# START OF GIVEN INFORMATION

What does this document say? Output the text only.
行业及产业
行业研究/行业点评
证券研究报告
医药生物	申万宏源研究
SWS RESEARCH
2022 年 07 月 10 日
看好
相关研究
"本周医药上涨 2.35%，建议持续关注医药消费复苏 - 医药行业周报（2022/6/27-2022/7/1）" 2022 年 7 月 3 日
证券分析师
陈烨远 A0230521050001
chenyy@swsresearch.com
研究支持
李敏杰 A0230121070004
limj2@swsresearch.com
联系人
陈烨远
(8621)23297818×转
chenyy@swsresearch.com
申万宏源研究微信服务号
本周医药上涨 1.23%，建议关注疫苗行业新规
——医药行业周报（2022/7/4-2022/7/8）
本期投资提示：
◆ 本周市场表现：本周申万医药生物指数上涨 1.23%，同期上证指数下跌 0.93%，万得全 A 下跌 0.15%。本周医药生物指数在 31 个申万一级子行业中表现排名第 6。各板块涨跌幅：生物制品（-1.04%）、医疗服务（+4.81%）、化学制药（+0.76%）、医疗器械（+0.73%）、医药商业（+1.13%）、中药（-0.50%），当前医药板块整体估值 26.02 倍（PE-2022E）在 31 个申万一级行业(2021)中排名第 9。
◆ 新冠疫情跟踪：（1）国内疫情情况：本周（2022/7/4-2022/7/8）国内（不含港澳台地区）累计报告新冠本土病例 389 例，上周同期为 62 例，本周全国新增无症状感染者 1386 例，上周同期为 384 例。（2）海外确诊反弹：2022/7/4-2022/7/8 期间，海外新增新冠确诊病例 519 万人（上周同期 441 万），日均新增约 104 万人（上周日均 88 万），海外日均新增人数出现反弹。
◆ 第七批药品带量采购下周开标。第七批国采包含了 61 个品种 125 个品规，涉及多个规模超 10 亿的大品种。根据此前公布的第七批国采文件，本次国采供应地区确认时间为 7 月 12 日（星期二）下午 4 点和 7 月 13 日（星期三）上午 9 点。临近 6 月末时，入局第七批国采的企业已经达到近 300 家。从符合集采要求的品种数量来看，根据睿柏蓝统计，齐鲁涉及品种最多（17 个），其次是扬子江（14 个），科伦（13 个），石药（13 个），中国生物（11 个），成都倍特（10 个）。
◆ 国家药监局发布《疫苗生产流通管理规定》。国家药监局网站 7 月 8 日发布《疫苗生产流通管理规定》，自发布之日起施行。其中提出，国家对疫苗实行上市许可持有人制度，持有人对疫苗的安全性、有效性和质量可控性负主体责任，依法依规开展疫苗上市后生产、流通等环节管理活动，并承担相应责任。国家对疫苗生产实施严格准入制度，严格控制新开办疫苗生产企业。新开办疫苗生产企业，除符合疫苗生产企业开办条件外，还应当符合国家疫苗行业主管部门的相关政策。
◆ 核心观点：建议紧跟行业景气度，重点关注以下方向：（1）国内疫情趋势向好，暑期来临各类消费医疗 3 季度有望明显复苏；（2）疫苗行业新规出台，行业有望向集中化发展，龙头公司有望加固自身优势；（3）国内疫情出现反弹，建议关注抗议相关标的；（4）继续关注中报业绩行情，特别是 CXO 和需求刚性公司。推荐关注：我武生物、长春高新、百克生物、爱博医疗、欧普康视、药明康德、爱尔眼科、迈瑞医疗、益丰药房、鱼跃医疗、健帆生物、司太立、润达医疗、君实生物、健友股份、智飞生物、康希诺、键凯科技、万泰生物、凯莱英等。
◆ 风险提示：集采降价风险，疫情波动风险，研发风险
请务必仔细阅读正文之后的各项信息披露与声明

# END OF GIVEN INFORMATION

> _EXERCISE DIRECTIONS_
In the material above, find each line that contains the word "本周医药上涨", and select it.

> _TASK OUTPUT_
"本周医药上涨 2.35%，建议持续关注医药消费复苏 - 医药行业周报（2022/6/27-2022/7/1）" 2022 年 7 月 3 日
本周医药上涨 1.23%，建议关注疫苗行业新规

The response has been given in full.